• What the task requires: From the listing below, extract every line in which the word "name" appears.

* * *

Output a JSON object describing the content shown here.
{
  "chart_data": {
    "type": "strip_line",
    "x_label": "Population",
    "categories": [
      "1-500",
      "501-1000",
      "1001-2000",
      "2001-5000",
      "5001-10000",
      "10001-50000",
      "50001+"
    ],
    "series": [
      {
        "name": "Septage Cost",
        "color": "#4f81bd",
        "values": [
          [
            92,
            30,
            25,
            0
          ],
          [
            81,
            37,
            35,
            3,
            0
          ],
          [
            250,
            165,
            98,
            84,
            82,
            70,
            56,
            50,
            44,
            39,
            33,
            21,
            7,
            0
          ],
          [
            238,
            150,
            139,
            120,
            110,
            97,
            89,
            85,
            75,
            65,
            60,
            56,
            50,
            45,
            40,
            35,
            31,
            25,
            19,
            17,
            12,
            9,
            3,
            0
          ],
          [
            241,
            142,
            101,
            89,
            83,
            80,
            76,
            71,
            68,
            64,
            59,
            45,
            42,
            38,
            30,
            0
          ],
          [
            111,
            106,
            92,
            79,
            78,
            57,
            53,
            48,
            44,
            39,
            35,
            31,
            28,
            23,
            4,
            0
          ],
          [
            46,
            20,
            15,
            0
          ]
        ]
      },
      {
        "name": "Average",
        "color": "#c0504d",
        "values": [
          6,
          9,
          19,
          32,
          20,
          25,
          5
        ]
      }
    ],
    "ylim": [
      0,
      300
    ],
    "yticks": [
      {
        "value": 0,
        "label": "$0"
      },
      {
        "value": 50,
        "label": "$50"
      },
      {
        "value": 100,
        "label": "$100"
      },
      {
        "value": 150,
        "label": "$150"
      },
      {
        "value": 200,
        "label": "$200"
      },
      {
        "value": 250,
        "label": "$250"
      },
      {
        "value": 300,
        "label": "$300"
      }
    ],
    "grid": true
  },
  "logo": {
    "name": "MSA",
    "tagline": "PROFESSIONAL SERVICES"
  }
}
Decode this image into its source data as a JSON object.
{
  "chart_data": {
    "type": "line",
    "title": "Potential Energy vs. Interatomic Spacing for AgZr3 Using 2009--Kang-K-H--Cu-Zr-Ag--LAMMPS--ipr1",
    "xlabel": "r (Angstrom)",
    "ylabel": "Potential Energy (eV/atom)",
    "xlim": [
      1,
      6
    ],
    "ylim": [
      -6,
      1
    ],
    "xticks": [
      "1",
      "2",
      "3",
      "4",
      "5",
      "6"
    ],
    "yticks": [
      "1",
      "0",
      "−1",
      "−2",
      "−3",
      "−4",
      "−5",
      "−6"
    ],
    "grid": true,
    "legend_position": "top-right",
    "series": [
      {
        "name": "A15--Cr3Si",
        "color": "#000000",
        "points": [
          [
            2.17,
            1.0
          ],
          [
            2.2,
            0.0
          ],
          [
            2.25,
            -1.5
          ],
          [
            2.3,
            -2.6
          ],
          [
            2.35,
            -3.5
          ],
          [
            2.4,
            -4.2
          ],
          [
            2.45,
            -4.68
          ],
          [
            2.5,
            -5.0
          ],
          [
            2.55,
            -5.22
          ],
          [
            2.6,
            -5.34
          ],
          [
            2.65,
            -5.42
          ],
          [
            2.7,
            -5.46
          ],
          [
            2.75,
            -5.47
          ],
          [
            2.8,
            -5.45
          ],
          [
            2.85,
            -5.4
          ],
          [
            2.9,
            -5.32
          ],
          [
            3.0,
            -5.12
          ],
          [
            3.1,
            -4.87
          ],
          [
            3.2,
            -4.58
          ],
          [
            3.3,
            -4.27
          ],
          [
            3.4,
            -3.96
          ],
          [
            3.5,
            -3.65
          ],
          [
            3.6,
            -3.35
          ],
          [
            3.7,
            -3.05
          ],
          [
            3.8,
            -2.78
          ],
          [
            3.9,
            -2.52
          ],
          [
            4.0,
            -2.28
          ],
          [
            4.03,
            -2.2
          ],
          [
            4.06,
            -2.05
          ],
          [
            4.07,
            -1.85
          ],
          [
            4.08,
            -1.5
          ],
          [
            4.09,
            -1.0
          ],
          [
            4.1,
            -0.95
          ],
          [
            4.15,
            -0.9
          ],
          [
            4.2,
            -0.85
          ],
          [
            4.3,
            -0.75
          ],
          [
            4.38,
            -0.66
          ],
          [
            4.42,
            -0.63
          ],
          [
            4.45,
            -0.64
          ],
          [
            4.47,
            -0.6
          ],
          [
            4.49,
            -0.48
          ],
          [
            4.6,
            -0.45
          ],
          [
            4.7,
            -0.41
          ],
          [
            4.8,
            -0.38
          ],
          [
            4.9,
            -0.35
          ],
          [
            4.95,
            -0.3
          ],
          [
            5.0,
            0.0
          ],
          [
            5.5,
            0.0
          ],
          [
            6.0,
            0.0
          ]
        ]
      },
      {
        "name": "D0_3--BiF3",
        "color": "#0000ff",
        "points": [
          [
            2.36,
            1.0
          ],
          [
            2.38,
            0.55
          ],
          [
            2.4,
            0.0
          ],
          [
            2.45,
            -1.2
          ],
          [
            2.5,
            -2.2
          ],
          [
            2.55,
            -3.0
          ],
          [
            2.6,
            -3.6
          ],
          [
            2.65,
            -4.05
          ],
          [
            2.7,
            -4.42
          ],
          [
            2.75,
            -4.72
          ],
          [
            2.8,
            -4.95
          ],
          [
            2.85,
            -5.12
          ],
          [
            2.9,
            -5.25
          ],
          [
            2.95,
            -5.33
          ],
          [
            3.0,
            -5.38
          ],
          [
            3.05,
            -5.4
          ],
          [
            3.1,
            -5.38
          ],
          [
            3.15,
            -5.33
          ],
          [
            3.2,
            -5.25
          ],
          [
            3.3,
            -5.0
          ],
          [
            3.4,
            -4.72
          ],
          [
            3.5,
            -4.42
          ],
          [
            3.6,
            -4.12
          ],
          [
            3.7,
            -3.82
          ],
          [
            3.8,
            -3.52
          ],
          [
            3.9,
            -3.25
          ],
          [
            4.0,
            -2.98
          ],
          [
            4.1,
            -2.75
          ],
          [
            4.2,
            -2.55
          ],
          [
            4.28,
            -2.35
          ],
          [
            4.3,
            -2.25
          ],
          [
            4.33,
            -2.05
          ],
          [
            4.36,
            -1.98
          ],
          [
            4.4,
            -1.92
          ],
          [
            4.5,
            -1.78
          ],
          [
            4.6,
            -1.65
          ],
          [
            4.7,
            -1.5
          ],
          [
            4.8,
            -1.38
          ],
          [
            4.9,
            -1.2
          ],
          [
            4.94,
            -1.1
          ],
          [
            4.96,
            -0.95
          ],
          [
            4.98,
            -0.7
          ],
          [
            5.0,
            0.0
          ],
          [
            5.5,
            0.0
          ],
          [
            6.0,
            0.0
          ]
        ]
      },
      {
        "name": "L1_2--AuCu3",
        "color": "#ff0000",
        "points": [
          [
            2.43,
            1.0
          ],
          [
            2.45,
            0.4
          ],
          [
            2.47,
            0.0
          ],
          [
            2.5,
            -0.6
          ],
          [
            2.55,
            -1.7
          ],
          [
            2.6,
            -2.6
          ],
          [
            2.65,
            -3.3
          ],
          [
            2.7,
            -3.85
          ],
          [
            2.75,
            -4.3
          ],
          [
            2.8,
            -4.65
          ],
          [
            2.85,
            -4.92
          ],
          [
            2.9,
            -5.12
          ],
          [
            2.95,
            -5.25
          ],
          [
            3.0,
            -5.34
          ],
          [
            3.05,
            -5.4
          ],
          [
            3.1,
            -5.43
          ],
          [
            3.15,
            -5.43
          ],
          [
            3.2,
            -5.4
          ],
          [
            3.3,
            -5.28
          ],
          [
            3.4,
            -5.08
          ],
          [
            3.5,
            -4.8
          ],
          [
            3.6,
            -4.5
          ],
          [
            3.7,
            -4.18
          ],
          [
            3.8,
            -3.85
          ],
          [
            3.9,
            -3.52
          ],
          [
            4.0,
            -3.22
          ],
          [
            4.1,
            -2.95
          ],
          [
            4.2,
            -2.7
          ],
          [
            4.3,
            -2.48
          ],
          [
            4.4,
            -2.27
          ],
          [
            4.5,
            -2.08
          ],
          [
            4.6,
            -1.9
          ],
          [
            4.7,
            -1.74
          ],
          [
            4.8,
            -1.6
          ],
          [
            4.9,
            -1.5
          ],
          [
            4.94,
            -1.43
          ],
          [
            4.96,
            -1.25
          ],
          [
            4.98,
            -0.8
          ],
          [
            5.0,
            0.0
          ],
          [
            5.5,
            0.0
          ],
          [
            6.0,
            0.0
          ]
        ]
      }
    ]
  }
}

* * *

• Exercise answer:
        "name": "Septage Cost",
        "name": "Average",
    "name": "MSA",
        "name": "A15--Cr3Si",
        "name": "D0_3--BiF3",
        "name": "L1_2--AuCu3",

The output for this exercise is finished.